+++ INPUT

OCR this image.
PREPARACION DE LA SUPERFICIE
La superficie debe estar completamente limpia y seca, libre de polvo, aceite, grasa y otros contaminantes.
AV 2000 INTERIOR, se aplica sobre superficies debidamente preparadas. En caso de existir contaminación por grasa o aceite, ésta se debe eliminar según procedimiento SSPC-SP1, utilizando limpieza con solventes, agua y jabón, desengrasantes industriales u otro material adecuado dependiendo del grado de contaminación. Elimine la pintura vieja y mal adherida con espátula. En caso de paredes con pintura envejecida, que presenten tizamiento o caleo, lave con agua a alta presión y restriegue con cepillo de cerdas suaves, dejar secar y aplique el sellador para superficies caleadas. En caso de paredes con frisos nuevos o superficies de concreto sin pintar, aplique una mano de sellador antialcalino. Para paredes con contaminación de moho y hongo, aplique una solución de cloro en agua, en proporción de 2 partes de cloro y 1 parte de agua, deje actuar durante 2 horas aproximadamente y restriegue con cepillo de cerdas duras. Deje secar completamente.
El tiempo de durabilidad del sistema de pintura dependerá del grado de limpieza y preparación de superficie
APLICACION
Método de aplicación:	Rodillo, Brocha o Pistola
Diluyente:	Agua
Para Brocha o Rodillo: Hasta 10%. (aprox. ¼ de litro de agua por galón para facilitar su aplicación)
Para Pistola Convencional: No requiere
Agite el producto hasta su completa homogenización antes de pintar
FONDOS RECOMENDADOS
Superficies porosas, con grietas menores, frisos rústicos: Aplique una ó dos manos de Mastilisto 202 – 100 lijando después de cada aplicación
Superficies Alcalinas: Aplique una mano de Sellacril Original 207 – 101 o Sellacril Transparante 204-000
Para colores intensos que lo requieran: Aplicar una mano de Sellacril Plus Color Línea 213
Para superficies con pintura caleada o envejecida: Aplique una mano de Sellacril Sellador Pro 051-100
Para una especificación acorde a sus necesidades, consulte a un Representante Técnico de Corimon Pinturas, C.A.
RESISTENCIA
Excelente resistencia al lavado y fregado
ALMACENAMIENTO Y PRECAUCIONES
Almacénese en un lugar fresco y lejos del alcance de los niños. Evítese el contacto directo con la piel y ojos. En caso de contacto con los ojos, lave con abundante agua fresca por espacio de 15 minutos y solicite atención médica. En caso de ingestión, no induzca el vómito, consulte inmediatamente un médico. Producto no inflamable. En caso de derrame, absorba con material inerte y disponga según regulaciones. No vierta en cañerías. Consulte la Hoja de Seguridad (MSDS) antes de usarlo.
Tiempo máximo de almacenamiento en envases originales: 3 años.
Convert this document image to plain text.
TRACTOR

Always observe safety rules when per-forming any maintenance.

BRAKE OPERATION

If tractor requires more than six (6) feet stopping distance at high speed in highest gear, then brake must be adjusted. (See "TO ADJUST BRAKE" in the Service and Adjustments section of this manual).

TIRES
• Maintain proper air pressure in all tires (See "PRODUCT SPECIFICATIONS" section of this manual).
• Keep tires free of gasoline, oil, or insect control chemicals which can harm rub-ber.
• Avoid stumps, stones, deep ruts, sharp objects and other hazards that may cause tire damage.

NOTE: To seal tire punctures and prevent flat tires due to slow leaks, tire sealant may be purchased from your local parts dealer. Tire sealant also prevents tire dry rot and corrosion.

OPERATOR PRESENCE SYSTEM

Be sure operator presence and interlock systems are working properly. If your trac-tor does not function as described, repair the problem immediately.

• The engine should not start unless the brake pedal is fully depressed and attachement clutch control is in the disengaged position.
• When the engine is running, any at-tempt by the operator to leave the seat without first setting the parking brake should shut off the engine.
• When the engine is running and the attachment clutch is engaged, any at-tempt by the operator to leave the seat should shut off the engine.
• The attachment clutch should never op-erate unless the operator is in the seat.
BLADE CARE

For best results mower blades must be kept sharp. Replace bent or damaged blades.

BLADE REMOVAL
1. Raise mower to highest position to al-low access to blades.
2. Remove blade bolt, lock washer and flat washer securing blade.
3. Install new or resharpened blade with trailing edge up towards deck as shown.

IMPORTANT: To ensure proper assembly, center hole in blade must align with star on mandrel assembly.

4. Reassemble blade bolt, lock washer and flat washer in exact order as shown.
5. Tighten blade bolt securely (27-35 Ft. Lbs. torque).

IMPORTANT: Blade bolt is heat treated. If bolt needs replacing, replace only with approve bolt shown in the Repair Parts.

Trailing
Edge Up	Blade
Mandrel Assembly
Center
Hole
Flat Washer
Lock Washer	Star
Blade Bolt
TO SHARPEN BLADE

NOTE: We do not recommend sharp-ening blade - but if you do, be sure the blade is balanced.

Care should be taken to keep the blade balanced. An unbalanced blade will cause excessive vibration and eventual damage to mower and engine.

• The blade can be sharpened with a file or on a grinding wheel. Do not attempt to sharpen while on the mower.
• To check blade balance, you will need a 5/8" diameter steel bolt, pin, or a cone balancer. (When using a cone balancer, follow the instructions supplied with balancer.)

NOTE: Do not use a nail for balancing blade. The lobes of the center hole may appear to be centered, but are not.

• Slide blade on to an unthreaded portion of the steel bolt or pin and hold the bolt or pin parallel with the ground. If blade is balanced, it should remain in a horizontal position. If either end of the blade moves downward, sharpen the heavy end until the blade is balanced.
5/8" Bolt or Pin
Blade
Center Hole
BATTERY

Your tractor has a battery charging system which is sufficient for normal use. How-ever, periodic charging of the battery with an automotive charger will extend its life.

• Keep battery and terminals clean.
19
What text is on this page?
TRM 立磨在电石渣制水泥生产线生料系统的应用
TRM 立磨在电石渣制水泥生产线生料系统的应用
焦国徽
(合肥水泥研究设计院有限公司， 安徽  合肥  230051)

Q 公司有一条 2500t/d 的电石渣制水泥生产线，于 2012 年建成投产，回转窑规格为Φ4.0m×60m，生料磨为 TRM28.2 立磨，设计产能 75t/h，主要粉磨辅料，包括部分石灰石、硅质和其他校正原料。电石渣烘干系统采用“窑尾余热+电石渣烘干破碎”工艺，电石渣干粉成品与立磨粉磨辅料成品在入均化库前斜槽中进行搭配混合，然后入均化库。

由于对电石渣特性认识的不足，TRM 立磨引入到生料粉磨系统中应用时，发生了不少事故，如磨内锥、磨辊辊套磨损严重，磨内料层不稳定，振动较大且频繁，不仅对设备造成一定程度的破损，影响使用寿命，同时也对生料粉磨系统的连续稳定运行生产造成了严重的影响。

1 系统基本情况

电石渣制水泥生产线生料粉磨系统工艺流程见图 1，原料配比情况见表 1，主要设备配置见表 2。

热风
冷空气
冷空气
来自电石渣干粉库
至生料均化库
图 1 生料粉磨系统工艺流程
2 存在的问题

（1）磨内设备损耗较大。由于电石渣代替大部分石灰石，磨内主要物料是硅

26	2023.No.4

++++++

§ **GIVEN REQUEST**
Write out the records shown above, exactly as they appear.

§ **WORKED ANSWER**
OCR this image.
PREPARACION DE LA SUPERFICIE
La superficie debe estar completamente limpia y seca, libre de polvo, aceite, grasa y otros contaminantes.
AV 2000 INTERIOR, se aplica sobre superficies debidamente preparadas. En caso de existir contaminación por grasa o aceite, ésta se debe eliminar según procedimiento SSPC-SP1, utilizando limpieza con solventes, agua y jabón, desengrasantes industriales u otro material adecuado dependiendo del grado de contaminación. Elimine la pintura vieja y mal adherida con espátula. En caso de paredes con pintura envejecida, que presenten tizamiento o caleo, lave con agua a alta presión y restriegue con cepillo de cerdas suaves, dejar secar y aplique el sellador para superficies caleadas. En caso de paredes con frisos nuevos o superficies de concreto sin pintar, aplique una mano de sellador antialcalino. Para paredes con contaminación de moho y hongo, aplique una solución de cloro en agua, en proporción de 2 partes de cloro y 1 parte de agua, deje actuar durante 2 horas aproximadamente y restriegue con cepillo de cerdas duras. Deje secar completamente.
El tiempo de durabilidad del sistema de pintura dependerá del grado de limpieza y preparación de superficie
APLICACION
Método de aplicación:	Rodillo, Brocha o Pistola
Diluyente:	Agua
Para Brocha o Rodillo: Hasta 10%. (aprox. ¼ de litro de agua por galón para facilitar su aplicación)
Para Pistola Convencional: No requiere
Agite el producto hasta su completa homogenización antes de pintar
FONDOS RECOMENDADOS
Superficies porosas, con grietas menores, frisos rústicos: Aplique una ó dos manos de Mastilisto 202 – 100 lijando después de cada aplicación
Superficies Alcalinas: Aplique una mano de Sellacril Original 207 – 101 o Sellacril Transparante 204-000
Para colores intensos que lo requieran: Aplicar una mano de Sellacril Plus Color Línea 213
Para superficies con pintura caleada o envejecida: Aplique una mano de Sellacril Sellador Pro 051-100
Para una especificación acorde a sus necesidades, consulte a un Representante Técnico de Corimon Pinturas, C.A.
RESISTENCIA
Excelente resistencia al lavado y fregado
ALMACENAMIENTO Y PRECAUCIONES
Almacénese en un lugar fresco y lejos del alcance de los niños. Evítese el contacto directo con la piel y ojos. En caso de contacto con los ojos, lave con abundante agua fresca por espacio de 15 minutos y solicite atención médica. En caso de ingestión, no induzca el vómito, consulte inmediatamente un médico. Producto no inflamable. En caso de derrame, absorba con material inerte y disponga según regulaciones. No vierta en cañerías. Consulte la Hoja de Seguridad (MSDS) antes de usarlo.
Tiempo máximo de almacenamiento en envases originales: 3 años.
Convert this document image to plain text.
TRACTOR

Always observe safety rules when per-forming any maintenance.

BRAKE OPERATION

If tractor requires more than six (6) feet stopping distance at high speed in highest gear, then brake must be adjusted. (See "TO ADJUST BRAKE" in the Service and Adjustments section of this manual).

TIRES
• Maintain proper air pressure in all tires (See "PRODUCT SPECIFICATIONS" section of this manual).
• Keep tires free of gasoline, oil, or insect control chemicals which can harm rub-ber.
• Avoid stumps, stones, deep ruts, sharp objects and other hazards that may cause tire damage.

NOTE: To seal tire punctures and prevent flat tires due to slow leaks, tire sealant may be purchased from your local parts dealer. Tire sealant also prevents tire dry rot and corrosion.

OPERATOR PRESENCE SYSTEM

Be sure operator presence and interlock systems are working properly. If your trac-tor does not function as described, repair the problem immediately.

• The engine should not start unless the brake pedal is fully depressed and attachement clutch control is in the disengaged position.
• When the engine is running, any at-tempt by the operator to leave the seat without first setting the parking brake should shut off the engine.
• When the engine is running and the attachment clutch is engaged, any at-tempt by the operator to leave the seat should shut off the engine.
• The attachment clutch should never op-erate unless the operator is in the seat.
BLADE CARE

For best results mower blades must be kept sharp. Replace bent or damaged blades.

BLADE REMOVAL
1. Raise mower to highest position to al-low access to blades.
2. Remove blade bolt, lock washer and flat washer securing blade.
3. Install new or resharpened blade with trailing edge up towards deck as shown.

IMPORTANT: To ensure proper assembly, center hole in blade must align with star on mandrel assembly.

4. Reassemble blade bolt, lock washer and flat washer in exact order as shown.
5. Tighten blade bolt securely (27-35 Ft. Lbs. torque).

IMPORTANT: Blade bolt is heat treated. If bolt needs replacing, replace only with approve bolt shown in the Repair Parts.

Trailing
Edge Up	Blade
Mandrel Assembly
Center
Hole
Flat Washer
Lock Washer	Star
Blade Bolt
TO SHARPEN BLADE

NOTE: We do not recommend sharp-ening blade - but if you do, be sure the blade is balanced.

Care should be taken to keep the blade balanced. An unbalanced blade will cause excessive vibration and eventual damage to mower and engine.

• The blade can be sharpened with a file or on a grinding wheel. Do not attempt to sharpen while on the mower.
• To check blade balance, you will need a 5/8" diameter steel bolt, pin, or a cone balancer. (When using a cone balancer, follow the instructions supplied with balancer.)

NOTE: Do not use a nail for balancing blade. The lobes of the center hole may appear to be centered, but are not.

• Slide blade on to an unthreaded portion of the steel bolt or pin and hold the bolt or pin parallel with the ground. If blade is balanced, it should remain in a horizontal position. If either end of the blade moves downward, sharpen the heavy end until the blade is balanced.
5/8" Bolt or Pin
Blade
Center Hole
BATTERY

Your tractor has a battery charging system which is sufficient for normal use. How-ever, periodic charging of the battery with an automotive charger will extend its life.

• Keep battery and terminals clean.
19
What text is on this page?
TRM 立磨在电石渣制水泥生产线生料系统的应用
TRM 立磨在电石渣制水泥生产线生料系统的应用
焦国徽
(合肥水泥研究设计院有限公司， 安徽  合肥  230051)

Q 公司有一条 2500t/d 的电石渣制水泥生产线，于 2012 年建成投产，回转窑规格为Φ4.0m×60m，生料磨为 TRM28.2 立磨，设计产能 75t/h，主要粉磨辅料，包括部分石灰石、硅质和其他校正原料。电石渣烘干系统采用“窑尾余热+电石渣烘干破碎”工艺，电石渣干粉成品与立磨粉磨辅料成品在入均化库前斜槽中进行搭配混合，然后入均化库。

由于对电石渣特性认识的不足，TRM 立磨引入到生料粉磨系统中应用时，发生了不少事故，如磨内锥、磨辊辊套磨损严重，磨内料层不稳定，振动较大且频繁，不仅对设备造成一定程度的破损，影响使用寿命，同时也对生料粉磨系统的连续稳定运行生产造成了严重的影响。

1 系统基本情况

电石渣制水泥生产线生料粉磨系统工艺流程见图 1，原料配比情况见表 1，主要设备配置见表 2。

热风
冷空气
冷空气
来自电石渣干粉库
至生料均化库
图 1 生料粉磨系统工艺流程
2 存在的问题

（1）磨内设备损耗较大。由于电石渣代替大部分石灰石，磨内主要物料是硅

26	2023.No.4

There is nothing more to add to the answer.